REQUIREMENT = Select and reproduce each line of the listing below that bears the string "from".

----- THE DATA

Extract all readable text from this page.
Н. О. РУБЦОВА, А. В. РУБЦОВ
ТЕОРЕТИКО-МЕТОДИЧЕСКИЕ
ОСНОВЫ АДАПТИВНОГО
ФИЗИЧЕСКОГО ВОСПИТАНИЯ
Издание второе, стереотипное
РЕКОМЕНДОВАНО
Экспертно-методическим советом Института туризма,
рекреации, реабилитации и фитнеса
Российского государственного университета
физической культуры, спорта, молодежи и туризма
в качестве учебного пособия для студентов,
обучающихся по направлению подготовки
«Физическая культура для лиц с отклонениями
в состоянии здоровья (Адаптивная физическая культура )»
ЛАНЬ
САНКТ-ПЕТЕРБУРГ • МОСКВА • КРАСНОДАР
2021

----------
----- THE DATA

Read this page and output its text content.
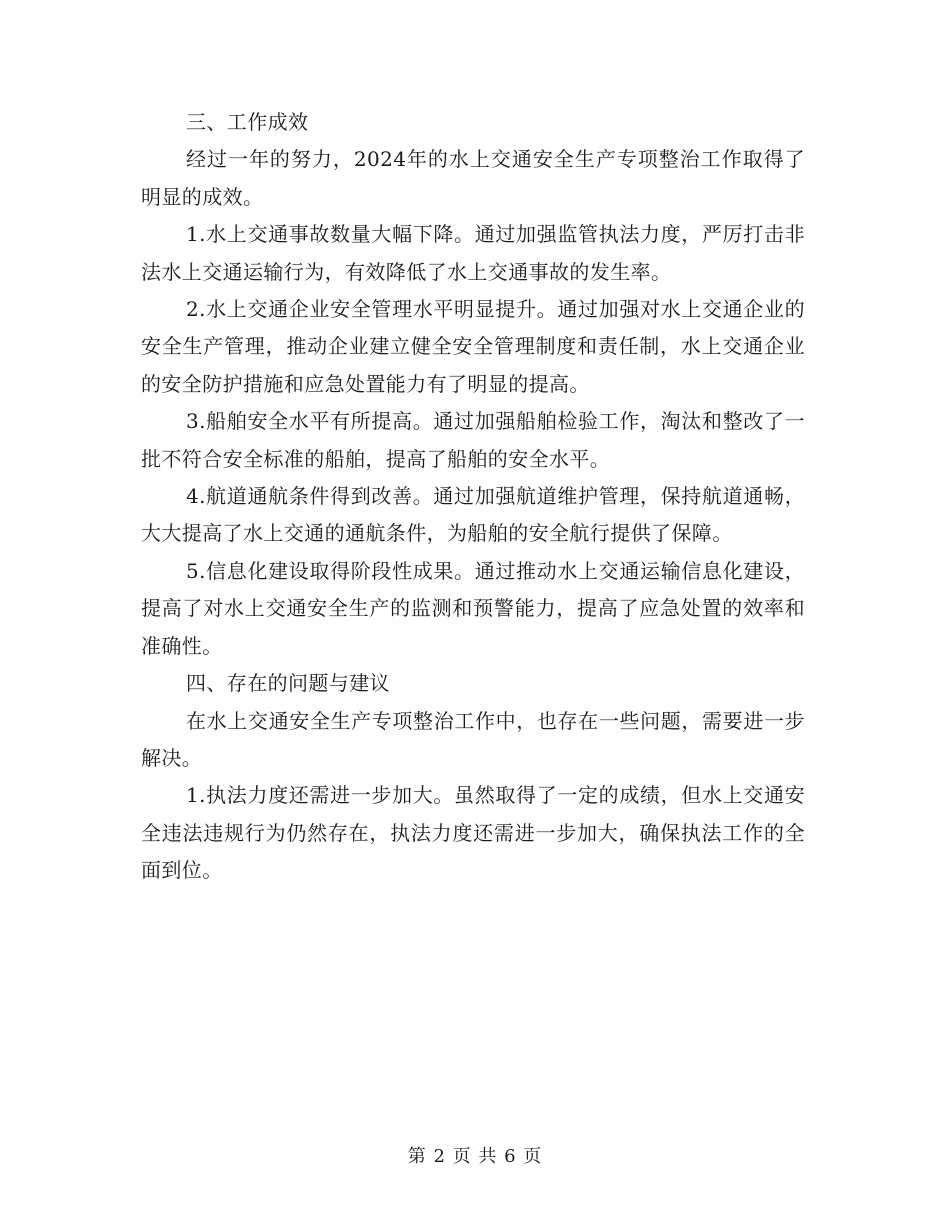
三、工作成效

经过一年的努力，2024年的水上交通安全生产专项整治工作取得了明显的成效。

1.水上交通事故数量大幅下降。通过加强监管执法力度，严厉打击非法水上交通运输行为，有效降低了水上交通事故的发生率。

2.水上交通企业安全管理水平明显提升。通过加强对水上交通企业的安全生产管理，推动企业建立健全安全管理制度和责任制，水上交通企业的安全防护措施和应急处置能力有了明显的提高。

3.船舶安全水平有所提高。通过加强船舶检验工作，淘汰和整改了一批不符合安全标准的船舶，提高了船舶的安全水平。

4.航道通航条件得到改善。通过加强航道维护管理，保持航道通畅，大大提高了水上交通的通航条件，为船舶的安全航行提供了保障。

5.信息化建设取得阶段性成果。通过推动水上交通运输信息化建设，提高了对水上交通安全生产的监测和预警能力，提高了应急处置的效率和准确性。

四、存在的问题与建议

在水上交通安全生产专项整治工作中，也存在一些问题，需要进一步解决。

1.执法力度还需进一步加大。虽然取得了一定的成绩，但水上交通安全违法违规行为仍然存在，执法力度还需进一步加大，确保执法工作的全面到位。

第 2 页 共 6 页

----------
----- THE DATA

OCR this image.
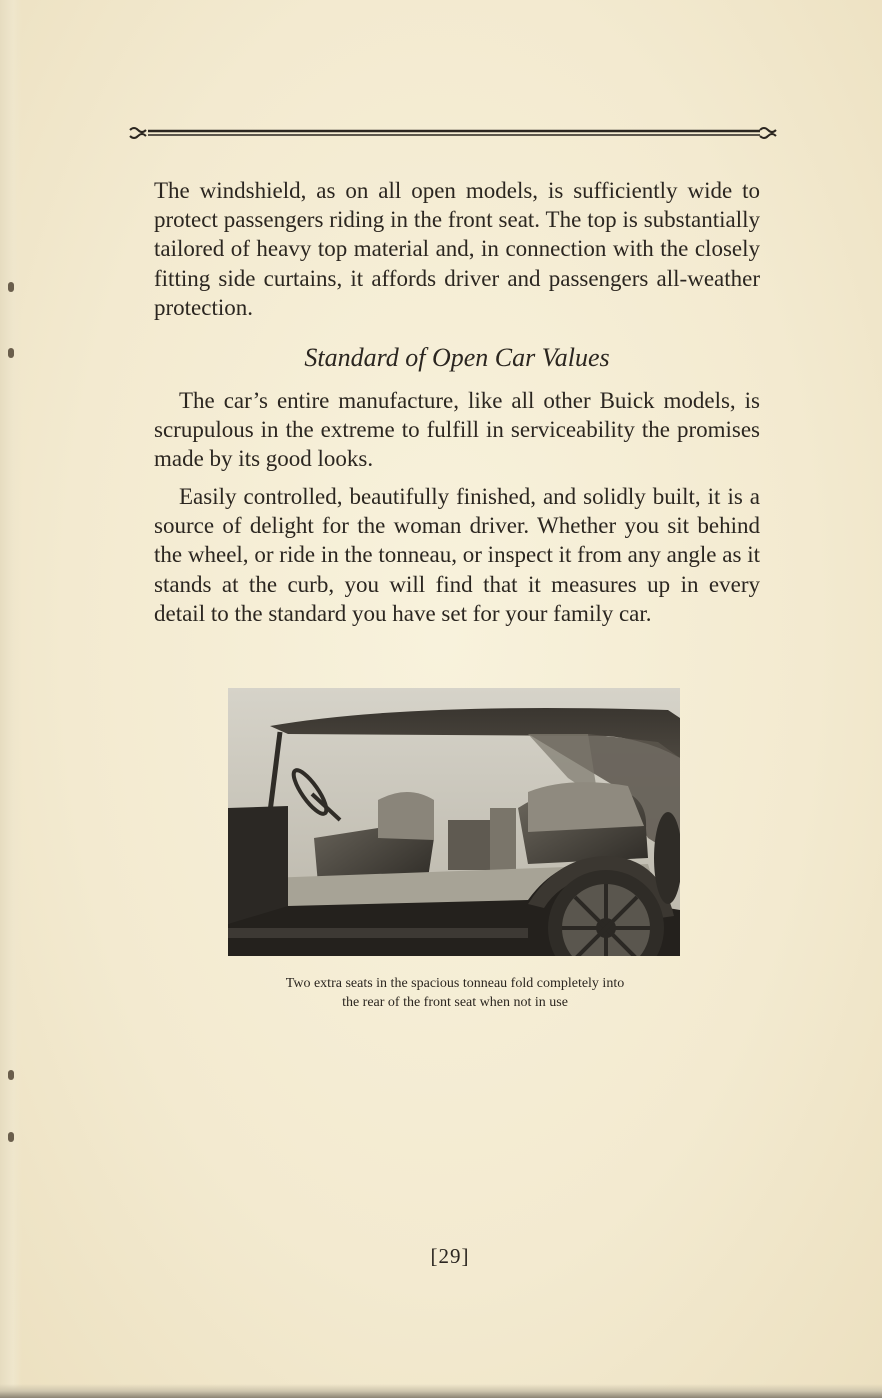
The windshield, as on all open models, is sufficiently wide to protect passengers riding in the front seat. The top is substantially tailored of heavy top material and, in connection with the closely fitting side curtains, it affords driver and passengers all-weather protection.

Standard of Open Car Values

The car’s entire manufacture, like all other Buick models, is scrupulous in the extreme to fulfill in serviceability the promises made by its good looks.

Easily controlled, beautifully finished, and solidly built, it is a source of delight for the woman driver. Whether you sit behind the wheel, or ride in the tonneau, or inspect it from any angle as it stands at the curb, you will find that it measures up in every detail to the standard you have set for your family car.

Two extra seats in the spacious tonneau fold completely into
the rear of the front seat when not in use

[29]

----------

CORRECT RESPONSE =
Extract all readable text from this page.
Easily controlled, beautifully finished, and solidly built, it is a source of delight for the woman driver. Whether you sit behind the wheel, or ride in the tonneau, or inspect it from any angle as it stands at the curb, you will find that it measures up in every detail to the standard you have set for your family car.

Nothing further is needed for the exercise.